A does the job for 5 days, then B comes over and does it for 15 days, then C does it for 18 days and the job is finished. How much time does C need to do the job alone?
Attempt:
Let their job effeciencies be a, b and c jobs per day respectively.
Then
$a+b=\frac{1}{80}$
$b+c=\frac{1}{20}$
$5a+15b+18c=1$
From equation 2,
$b=\frac{1}{20}-c$
From equation 1,
$a=\frac{1}{80}-b=\frac{1}{80}-(\frac{1}{20}-c)=\frac{1}{80}-\frac{1}{20}+c$
Substituting $a$ and $b$ in equation 3 and solving for $c$,
$5(\frac{1}{80}-\frac{1}{20}+c)+15(\frac{1}{20}-c)+18c=1$
I solved for c and then took its reciprocal $\frac{1}{c}$ and got 18 days as answer.

####################

Objectives
1 > In the work-rate problem, for how many days does B work on the job?
2 > Continue the work-rate problem write-up from its last sentence.

Dataset section

####################

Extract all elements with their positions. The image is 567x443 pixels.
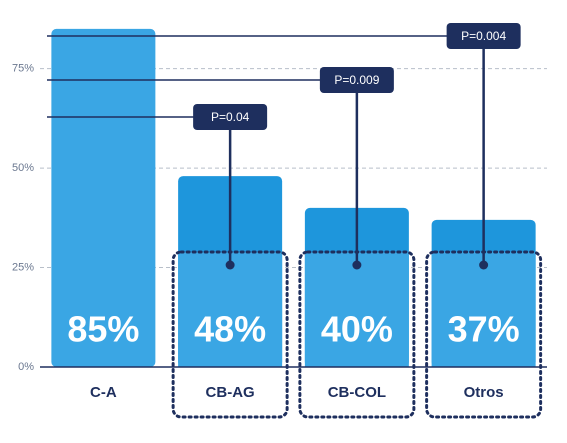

####################

Answers per task
1 > 15 days.

2 >
However, that makes no sense because B and C do it together in 20 days. There's no way C can do it alone in 18 days. Where am I wrong?
If we also solve for $a$ and $b$ we get $\frac{11}{640}$ and $-\frac{3}{640}$ respectively. This means that either there is a mistake in the question or person B's incompetence hinders production! :)